:: Task inputs ::

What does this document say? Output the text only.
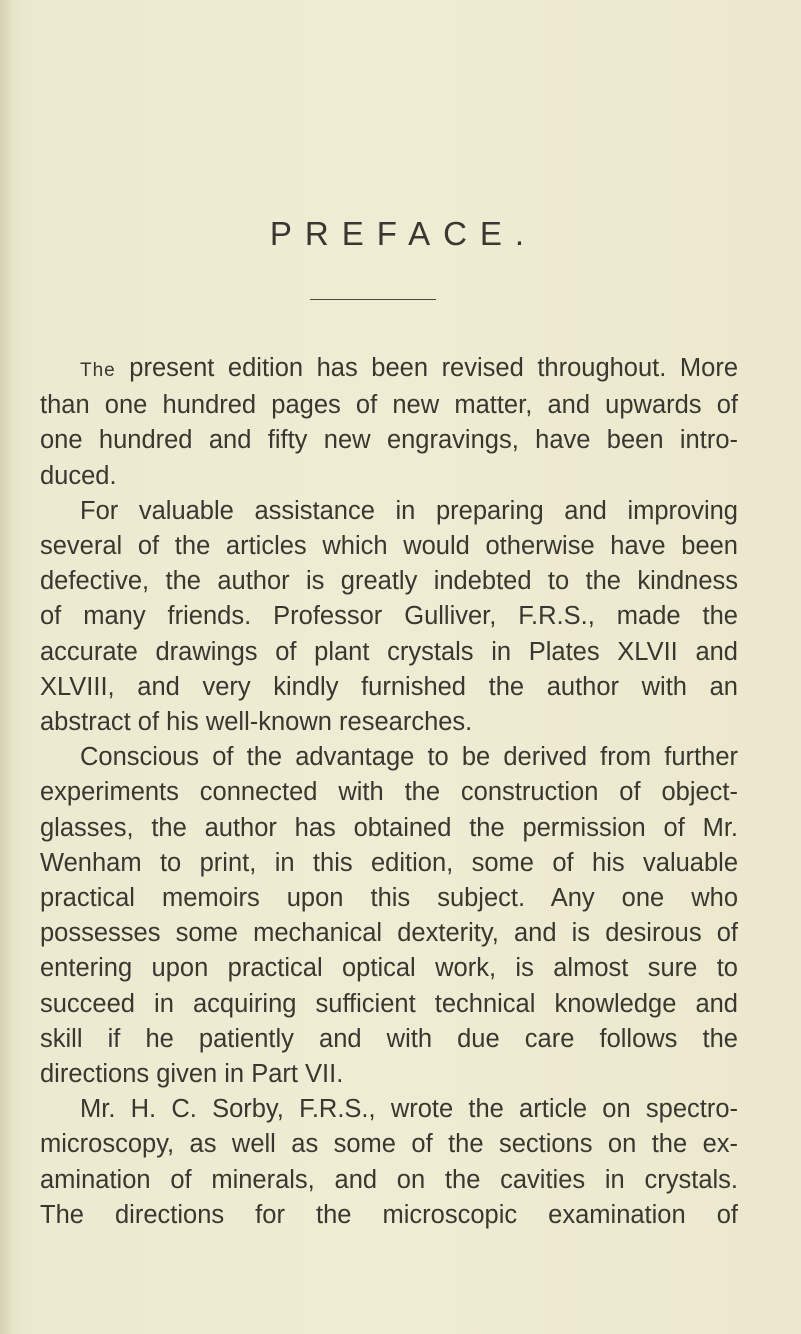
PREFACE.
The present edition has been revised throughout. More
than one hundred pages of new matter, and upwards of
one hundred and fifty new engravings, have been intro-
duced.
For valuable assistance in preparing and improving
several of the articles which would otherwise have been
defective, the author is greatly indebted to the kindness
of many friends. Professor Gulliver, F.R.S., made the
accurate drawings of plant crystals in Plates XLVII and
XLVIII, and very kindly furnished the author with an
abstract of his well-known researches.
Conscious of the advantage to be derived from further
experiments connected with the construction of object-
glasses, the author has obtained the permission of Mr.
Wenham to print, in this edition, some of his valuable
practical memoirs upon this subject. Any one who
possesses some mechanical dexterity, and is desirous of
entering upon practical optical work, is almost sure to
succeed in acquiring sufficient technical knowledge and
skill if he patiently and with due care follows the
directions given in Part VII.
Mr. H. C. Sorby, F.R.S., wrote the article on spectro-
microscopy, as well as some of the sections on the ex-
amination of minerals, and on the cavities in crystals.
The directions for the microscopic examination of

:::
:: Task inputs ::

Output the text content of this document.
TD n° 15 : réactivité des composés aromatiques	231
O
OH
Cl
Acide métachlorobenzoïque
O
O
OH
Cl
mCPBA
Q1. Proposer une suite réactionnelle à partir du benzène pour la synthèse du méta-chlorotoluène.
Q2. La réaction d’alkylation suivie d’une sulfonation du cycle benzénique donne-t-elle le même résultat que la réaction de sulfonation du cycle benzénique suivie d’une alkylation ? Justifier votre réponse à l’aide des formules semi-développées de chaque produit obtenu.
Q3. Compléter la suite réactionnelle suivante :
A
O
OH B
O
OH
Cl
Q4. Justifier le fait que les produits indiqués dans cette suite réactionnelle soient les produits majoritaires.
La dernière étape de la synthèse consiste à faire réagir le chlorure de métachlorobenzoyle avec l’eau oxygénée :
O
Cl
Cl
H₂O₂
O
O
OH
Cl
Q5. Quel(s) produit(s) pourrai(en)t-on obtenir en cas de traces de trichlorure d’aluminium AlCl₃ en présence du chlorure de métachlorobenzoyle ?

:::

• Aim of the exercise: Tell how many lines hold the string "author", giving the number and nothing else.

• Worked solution: 3